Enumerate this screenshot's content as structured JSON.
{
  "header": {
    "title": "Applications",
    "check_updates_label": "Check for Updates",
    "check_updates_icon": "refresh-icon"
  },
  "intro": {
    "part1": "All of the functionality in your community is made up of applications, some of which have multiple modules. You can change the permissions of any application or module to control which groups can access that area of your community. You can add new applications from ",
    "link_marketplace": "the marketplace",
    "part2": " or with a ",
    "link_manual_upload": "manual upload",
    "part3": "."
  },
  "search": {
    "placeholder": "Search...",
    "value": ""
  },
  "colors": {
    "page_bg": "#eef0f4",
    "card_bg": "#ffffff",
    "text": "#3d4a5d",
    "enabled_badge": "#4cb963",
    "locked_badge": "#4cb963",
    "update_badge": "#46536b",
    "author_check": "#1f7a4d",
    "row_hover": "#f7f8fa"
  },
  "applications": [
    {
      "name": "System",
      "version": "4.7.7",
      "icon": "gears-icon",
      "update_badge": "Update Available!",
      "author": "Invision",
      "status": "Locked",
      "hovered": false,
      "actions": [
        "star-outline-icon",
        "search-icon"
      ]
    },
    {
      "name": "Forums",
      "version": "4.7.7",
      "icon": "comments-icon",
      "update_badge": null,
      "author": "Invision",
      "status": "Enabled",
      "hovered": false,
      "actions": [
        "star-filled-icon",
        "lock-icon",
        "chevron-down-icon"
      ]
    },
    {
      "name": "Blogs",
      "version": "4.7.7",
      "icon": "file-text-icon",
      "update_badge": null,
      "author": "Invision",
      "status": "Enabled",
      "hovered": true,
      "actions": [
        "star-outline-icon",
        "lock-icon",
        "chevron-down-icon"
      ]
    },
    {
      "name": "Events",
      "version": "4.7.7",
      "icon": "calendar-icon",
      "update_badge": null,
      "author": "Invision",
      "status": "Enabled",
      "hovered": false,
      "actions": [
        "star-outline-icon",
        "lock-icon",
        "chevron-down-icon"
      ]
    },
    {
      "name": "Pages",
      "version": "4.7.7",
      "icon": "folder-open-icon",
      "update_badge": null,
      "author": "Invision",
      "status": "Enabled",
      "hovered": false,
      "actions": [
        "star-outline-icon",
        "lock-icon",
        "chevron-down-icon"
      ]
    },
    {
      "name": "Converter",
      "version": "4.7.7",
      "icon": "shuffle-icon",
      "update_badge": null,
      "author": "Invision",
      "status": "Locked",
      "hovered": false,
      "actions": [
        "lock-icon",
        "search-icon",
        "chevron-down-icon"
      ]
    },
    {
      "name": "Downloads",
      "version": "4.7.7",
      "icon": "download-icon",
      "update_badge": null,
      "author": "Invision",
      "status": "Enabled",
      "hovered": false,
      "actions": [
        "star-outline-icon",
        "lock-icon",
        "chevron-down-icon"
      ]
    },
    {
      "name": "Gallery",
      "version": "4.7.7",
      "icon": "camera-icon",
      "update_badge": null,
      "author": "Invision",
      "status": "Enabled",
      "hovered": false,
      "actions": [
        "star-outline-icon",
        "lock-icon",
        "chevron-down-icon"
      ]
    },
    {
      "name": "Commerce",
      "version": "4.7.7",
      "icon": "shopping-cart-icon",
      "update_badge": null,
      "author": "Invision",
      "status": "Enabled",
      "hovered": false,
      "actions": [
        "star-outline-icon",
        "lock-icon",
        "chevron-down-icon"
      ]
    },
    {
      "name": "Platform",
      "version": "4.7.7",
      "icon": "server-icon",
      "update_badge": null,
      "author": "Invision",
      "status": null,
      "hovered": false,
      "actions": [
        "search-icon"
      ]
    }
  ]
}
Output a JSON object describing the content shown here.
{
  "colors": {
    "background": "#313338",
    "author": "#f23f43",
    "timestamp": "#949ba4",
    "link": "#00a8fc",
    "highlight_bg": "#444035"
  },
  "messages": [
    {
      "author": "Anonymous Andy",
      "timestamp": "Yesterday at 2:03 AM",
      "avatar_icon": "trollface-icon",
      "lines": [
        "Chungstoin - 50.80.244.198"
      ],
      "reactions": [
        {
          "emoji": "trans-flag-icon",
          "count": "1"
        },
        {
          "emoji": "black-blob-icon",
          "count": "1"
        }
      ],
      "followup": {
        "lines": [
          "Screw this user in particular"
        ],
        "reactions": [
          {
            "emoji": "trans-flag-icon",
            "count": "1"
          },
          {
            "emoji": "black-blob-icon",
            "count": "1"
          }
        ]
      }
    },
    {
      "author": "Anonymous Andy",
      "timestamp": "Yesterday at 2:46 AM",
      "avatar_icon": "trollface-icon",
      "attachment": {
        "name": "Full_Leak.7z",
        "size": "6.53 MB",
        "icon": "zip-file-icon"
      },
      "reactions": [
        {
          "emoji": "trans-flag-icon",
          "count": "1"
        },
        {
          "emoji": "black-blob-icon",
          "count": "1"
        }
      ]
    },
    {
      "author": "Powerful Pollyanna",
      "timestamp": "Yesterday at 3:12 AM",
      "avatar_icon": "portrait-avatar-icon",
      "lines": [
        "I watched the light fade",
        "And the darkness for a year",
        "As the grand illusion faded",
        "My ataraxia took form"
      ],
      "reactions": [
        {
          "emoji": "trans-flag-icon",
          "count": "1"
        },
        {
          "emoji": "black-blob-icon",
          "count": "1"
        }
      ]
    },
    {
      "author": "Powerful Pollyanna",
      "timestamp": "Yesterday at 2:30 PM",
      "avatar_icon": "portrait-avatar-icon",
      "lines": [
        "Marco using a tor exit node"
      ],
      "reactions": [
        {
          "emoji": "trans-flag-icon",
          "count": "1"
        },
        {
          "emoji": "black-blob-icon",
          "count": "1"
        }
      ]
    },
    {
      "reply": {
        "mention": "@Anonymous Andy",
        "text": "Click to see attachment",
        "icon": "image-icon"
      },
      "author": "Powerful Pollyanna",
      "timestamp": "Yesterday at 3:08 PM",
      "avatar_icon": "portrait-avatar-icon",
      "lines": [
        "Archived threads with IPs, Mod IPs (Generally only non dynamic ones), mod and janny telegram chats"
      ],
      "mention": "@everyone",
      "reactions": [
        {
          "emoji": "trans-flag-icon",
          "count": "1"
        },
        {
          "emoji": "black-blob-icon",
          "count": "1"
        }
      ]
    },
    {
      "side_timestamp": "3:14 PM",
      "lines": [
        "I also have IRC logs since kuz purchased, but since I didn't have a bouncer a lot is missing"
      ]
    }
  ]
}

§ §

(Short problem):
Give an exact copy of all the data shown above.

(Result of the exercise):
Enumerate this screenshot's content as structured JSON.
{
  "header": {
    "title": "Applications",
    "check_updates_label": "Check for Updates",
    "check_updates_icon": "refresh-icon"
  },
  "intro": {
    "part1": "All of the functionality in your community is made up of applications, some of which have multiple modules. You can change the permissions of any application or module to control which groups can access that area of your community. You can add new applications from ",
    "link_marketplace": "the marketplace",
    "part2": " or with a ",
    "link_manual_upload": "manual upload",
    "part3": "."
  },
  "search": {
    "placeholder": "Search...",
    "value": ""
  },
  "colors": {
    "page_bg": "#eef0f4",
    "card_bg": "#ffffff",
    "text": "#3d4a5d",
    "enabled_badge": "#4cb963",
    "locked_badge": "#4cb963",
    "update_badge": "#46536b",
    "author_check": "#1f7a4d",
    "row_hover": "#f7f8fa"
  },
  "applications": [
    {
      "name": "System",
      "version": "4.7.7",
      "icon": "gears-icon",
      "update_badge": "Update Available!",
      "author": "Invision",
      "status": "Locked",
      "hovered": false,
      "actions": [
        "star-outline-icon",
        "search-icon"
      ]
    },
    {
      "name": "Forums",
      "version": "4.7.7",
      "icon": "comments-icon",
      "update_badge": null,
      "author": "Invision",
      "status": "Enabled",
      "hovered": false,
      "actions": [
        "star-filled-icon",
        "lock-icon",
        "chevron-down-icon"
      ]
    },
    {
      "name": "Blogs",
      "version": "4.7.7",
      "icon": "file-text-icon",
      "update_badge": null,
      "author": "Invision",
      "status": "Enabled",
      "hovered": true,
      "actions": [
        "star-outline-icon",
        "lock-icon",
        "chevron-down-icon"
      ]
    },
    {
      "name": "Events",
      "version": "4.7.7",
      "icon": "calendar-icon",
      "update_badge": null,
      "author": "Invision",
      "status": "Enabled",
      "hovered": false,
      "actions": [
        "star-outline-icon",
        "lock-icon",
        "chevron-down-icon"
      ]
    },
    {
      "name": "Pages",
      "version": "4.7.7",
      "icon": "folder-open-icon",
      "update_badge": null,
      "author": "Invision",
      "status": "Enabled",
      "hovered": false,
      "actions": [
        "star-outline-icon",
        "lock-icon",
        "chevron-down-icon"
      ]
    },
    {
      "name": "Converter",
      "version": "4.7.7",
      "icon": "shuffle-icon",
      "update_badge": null,
      "author": "Invision",
      "status": "Locked",
      "hovered": false,
      "actions": [
        "lock-icon",
        "search-icon",
        "chevron-down-icon"
      ]
    },
    {
      "name": "Downloads",
      "version": "4.7.7",
      "icon": "download-icon",
      "update_badge": null,
      "author": "Invision",
      "status": "Enabled",
      "hovered": false,
      "actions": [
        "star-outline-icon",
        "lock-icon",
        "chevron-down-icon"
      ]
    },
    {
      "name": "Gallery",
      "version": "4.7.7",
      "icon": "camera-icon",
      "update_badge": null,
      "author": "Invision",
      "status": "Enabled",
      "hovered": false,
      "actions": [
        "star-outline-icon",
        "lock-icon",
        "chevron-down-icon"
      ]
    },
    {
      "name": "Commerce",
      "version": "4.7.7",
      "icon": "shopping-cart-icon",
      "update_badge": null,
      "author": "Invision",
      "status": "Enabled",
      "hovered": false,
      "actions": [
        "star-outline-icon",
        "lock-icon",
        "chevron-down-icon"
      ]
    },
    {
      "name": "Platform",
      "version": "4.7.7",
      "icon": "server-icon",
      "update_badge": null,
      "author": "Invision",
      "status": null,
      "hovered": false,
      "actions": [
        "search-icon"
      ]
    }
  ]
}
Output a JSON object describing the content shown here.
{
  "colors": {
    "background": "#313338",
    "author": "#f23f43",
    "timestamp": "#949ba4",
    "link": "#00a8fc",
    "highlight_bg": "#444035"
  },
  "messages": [
    {
      "author": "Anonymous Andy",
      "timestamp": "Yesterday at 2:03 AM",
      "avatar_icon": "trollface-icon",
      "lines": [
        "Chungstoin - 50.80.244.198"
      ],
      "reactions": [
        {
          "emoji": "trans-flag-icon",
          "count": "1"
        },
        {
          "emoji": "black-blob-icon",
          "count": "1"
        }
      ],
      "followup": {
        "lines": [
          "Screw this user in particular"
        ],
        "reactions": [
          {
            "emoji": "trans-flag-icon",
            "count": "1"
          },
          {
            "emoji": "black-blob-icon",
            "count": "1"
          }
        ]
      }
    },
    {
      "author": "Anonymous Andy",
      "timestamp": "Yesterday at 2:46 AM",
      "avatar_icon": "trollface-icon",
      "attachment": {
        "name": "Full_Leak.7z",
        "size": "6.53 MB",
        "icon": "zip-file-icon"
      },
      "reactions": [
        {
          "emoji": "trans-flag-icon",
          "count": "1"
        },
        {
          "emoji": "black-blob-icon",
          "count": "1"
        }
      ]
    },
    {
      "author": "Powerful Pollyanna",
      "timestamp": "Yesterday at 3:12 AM",
      "avatar_icon": "portrait-avatar-icon",
      "lines": [
        "I watched the light fade",
        "And the darkness for a year",
        "As the grand illusion faded",
        "My ataraxia took form"
      ],
      "reactions": [
        {
          "emoji": "trans-flag-icon",
          "count": "1"
        },
        {
          "emoji": "black-blob-icon",
          "count": "1"
        }
      ]
    },
    {
      "author": "Powerful Pollyanna",
      "timestamp": "Yesterday at 2:30 PM",
      "avatar_icon": "portrait-avatar-icon",
      "lines": [
        "Marco using a tor exit node"
      ],
      "reactions": [
        {
          "emoji": "trans-flag-icon",
          "count": "1"
        },
        {
          "emoji": "black-blob-icon",
          "count": "1"
        }
      ]
    },
    {
      "reply": {
        "mention": "@Anonymous Andy",
        "text": "Click to see attachment",
        "icon": "image-icon"
      },
      "author": "Powerful Pollyanna",
      "timestamp": "Yesterday at 3:08 PM",
      "avatar_icon": "portrait-avatar-icon",
      "lines": [
        "Archived threads with IPs, Mod IPs (Generally only non dynamic ones), mod and janny telegram chats"
      ],
      "mention": "@everyone",
      "reactions": [
        {
          "emoji": "trans-flag-icon",
          "count": "1"
        },
        {
          "emoji": "black-blob-icon",
          "count": "1"
        }
      ]
    },
    {
      "side_timestamp": "3:14 PM",
      "lines": [
        "I also have IRC logs since kuz purchased, but since I didn't have a bouncer a lot is missing"
      ]
    }
  ]
}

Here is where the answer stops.